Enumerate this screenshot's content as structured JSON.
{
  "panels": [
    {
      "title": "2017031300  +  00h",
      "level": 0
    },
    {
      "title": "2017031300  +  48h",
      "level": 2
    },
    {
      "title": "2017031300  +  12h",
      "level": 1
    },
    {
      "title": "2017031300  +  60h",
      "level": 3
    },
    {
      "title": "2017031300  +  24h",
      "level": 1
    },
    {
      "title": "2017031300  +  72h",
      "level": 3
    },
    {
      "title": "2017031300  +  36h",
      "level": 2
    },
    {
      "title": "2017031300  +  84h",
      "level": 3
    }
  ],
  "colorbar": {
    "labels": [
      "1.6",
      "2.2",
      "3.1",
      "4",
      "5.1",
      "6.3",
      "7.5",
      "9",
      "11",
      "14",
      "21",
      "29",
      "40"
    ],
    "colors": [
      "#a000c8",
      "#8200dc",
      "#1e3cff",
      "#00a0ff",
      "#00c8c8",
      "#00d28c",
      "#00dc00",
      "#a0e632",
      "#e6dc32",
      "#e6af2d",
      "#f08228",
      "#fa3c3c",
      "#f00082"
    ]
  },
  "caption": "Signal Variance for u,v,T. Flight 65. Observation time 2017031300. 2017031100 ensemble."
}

────────

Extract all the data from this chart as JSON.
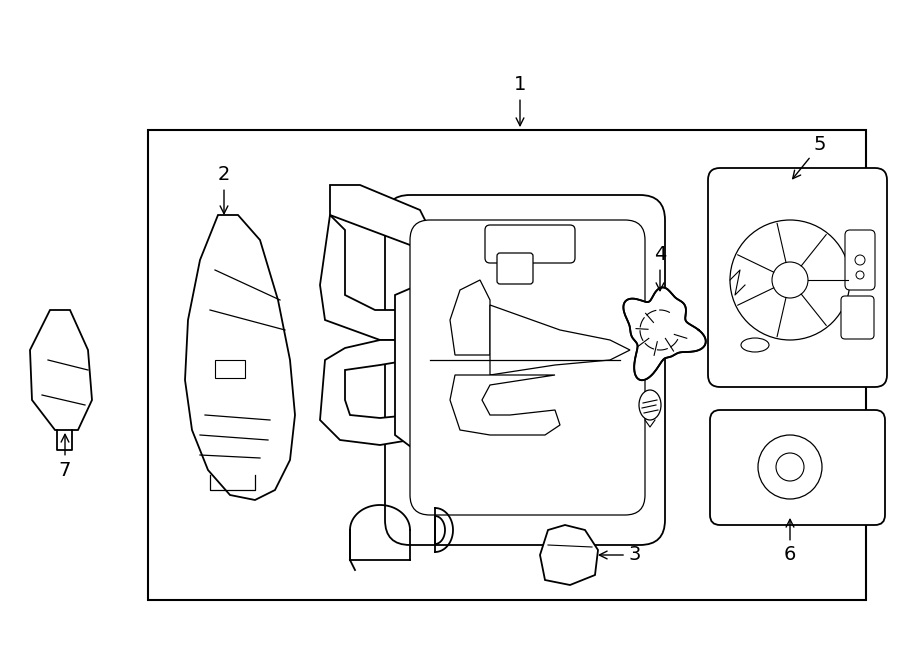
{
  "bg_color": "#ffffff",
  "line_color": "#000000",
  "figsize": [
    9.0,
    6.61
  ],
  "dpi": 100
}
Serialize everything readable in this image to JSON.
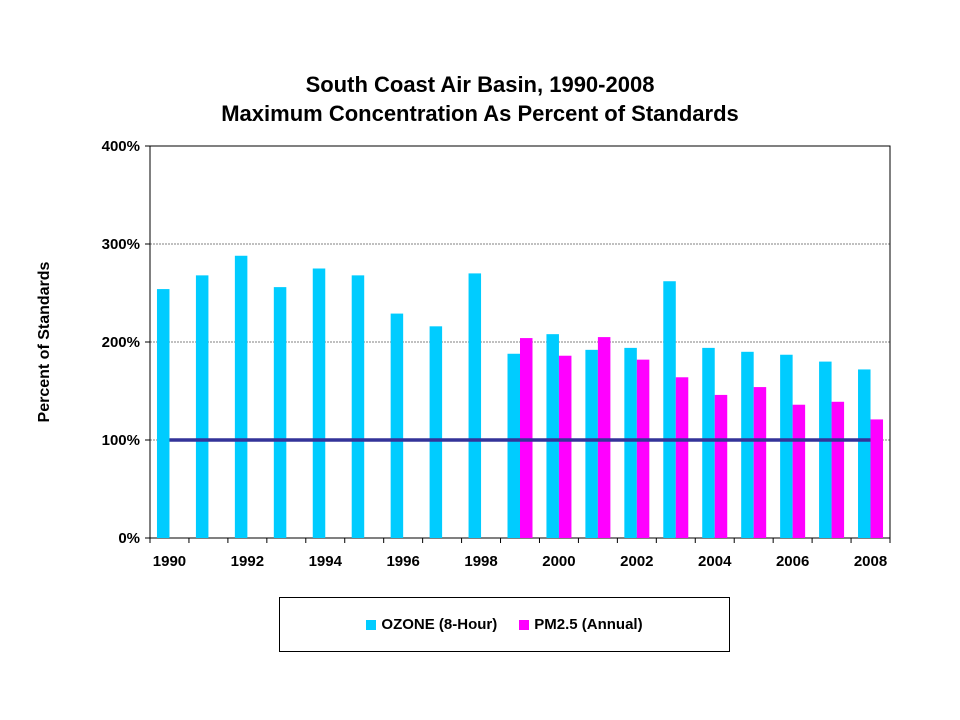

────────

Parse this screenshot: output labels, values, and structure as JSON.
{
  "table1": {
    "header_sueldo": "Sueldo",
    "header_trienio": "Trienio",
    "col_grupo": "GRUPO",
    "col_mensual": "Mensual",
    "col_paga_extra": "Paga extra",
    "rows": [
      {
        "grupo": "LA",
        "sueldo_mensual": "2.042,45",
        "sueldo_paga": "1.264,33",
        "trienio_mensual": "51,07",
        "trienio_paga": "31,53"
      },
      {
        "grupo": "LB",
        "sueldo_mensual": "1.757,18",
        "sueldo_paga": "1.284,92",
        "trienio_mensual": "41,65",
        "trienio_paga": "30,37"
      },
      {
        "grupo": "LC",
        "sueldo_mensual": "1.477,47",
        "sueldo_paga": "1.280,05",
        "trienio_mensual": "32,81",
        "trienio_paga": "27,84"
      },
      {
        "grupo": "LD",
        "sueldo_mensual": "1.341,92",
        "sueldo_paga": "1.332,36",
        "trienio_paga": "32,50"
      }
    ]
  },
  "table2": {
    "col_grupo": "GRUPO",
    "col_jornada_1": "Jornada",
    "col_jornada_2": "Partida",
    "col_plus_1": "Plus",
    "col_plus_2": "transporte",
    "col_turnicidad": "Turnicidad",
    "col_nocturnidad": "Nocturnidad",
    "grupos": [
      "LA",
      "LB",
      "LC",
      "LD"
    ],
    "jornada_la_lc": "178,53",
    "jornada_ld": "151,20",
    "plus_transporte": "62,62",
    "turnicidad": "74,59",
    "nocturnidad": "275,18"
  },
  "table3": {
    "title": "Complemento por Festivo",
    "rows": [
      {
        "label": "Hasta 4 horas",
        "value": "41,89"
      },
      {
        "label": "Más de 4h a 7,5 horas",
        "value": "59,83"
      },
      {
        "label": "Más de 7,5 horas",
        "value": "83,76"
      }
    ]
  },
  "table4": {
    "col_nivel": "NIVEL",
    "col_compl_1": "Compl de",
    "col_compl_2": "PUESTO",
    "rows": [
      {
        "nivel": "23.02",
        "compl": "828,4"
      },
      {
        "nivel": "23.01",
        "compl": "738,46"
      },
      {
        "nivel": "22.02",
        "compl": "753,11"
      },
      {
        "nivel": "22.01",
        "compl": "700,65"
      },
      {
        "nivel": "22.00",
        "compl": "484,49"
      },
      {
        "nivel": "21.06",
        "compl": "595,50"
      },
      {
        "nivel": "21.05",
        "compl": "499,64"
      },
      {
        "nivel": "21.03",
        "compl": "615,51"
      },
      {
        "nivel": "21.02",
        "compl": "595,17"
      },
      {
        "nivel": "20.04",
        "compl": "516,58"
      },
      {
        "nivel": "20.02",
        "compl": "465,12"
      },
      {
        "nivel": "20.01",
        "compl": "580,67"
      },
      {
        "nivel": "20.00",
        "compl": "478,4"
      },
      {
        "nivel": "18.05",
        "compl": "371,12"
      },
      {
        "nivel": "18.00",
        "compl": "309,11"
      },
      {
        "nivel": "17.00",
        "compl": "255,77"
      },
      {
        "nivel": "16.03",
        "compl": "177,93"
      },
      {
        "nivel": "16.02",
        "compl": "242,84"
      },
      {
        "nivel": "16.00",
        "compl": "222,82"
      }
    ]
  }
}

────────

__Work required__. Transcribe, exactly as written, the lines starting at the one with "Extract all the data from this chart as JSON." and ending at the one with "Serialize everything readable", and nothing more. Pictures are not part of the copy.

__Final result__.
Extract all the data from this chart as JSON.
{
  "bg_color": "#ffffff",
  "line_color": "#000000",
  "figsize": [
    9.0,
    6.61
  ],
  "dpi": 100
}
Serialize everything readable in this image to JSON.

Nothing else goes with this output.